» PROBLEM DETAILS:
Count every line below in which "suatu" occurs, then give only the count.

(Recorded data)
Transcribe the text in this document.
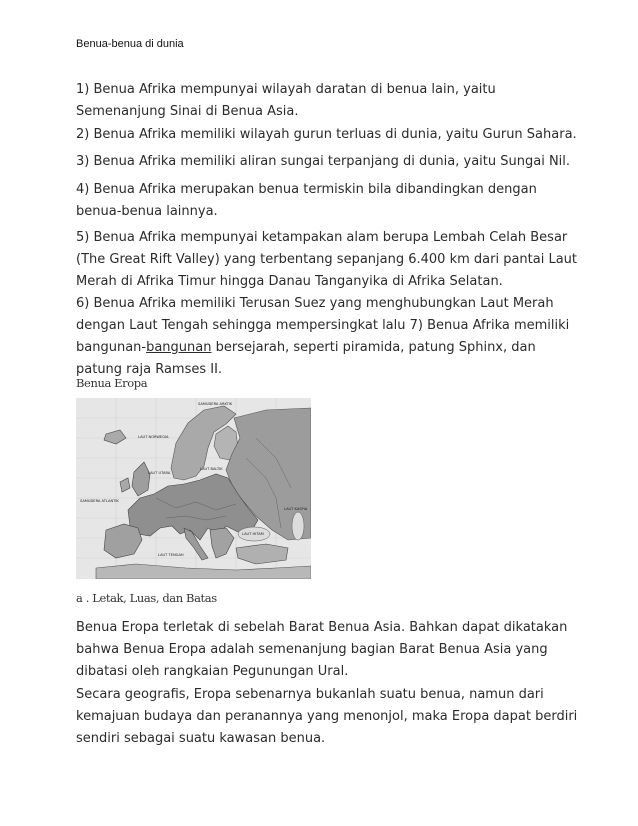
Benua-benua di dunia
1) Benua Afrika mempunyai wilayah daratan di benua lain, yaitu
Semenanjung Sinai di Benua Asia.
2) Benua Afrika memiliki wilayah gurun terluas di dunia, yaitu Gurun Sahara.
3) Benua Afrika memiliki aliran sungai terpanjang di dunia, yaitu Sungai Nil.
4) Benua Afrika merupakan benua termiskin bila dibandingkan dengan
benua-benua lainnya.
5) Benua Afrika mempunyai ketampakan alam berupa Lembah Celah Besar
(The Great Rift Valley) yang terbentang sepanjang 6.400 km dari pantai Laut
Merah di Afrika Timur hingga Danau Tanganyika di Afrika Selatan.
6) Benua Afrika memiliki Terusan Suez yang menghubungkan Laut Merah
dengan Laut Tengah sehingga mempersingkat lalu 7) Benua Afrika memiliki
bangunan-bangunan bersejarah, seperti piramida, patung Sphinx, dan
patung raja Ramses II.
Benua Eropa
SAMUDERA ARKTIK
LAUT NORWEGIA
LAUT UTARA
LAUT BALTIK
SAMUDERA ATLANTIK
LAUT TENGAH
LAUT HITAM
LAUT KASPIA
a . Letak, Luas, dan Batas
Benua Eropa terletak di sebelah Barat Benua Asia. Bahkan dapat dikatakan
bahwa Benua Eropa adalah semenanjung bagian Barat Benua Asia yang
dibatasi oleh rangkaian Pegunungan Ural.
Secara geografis, Eropa sebenarnya bukanlah suatu benua, namun dari
kemajuan budaya dan peranannya yang menonjol, maka Eropa dapat berdiri
sendiri sebagai suatu kawasan benua.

» RESULT:
2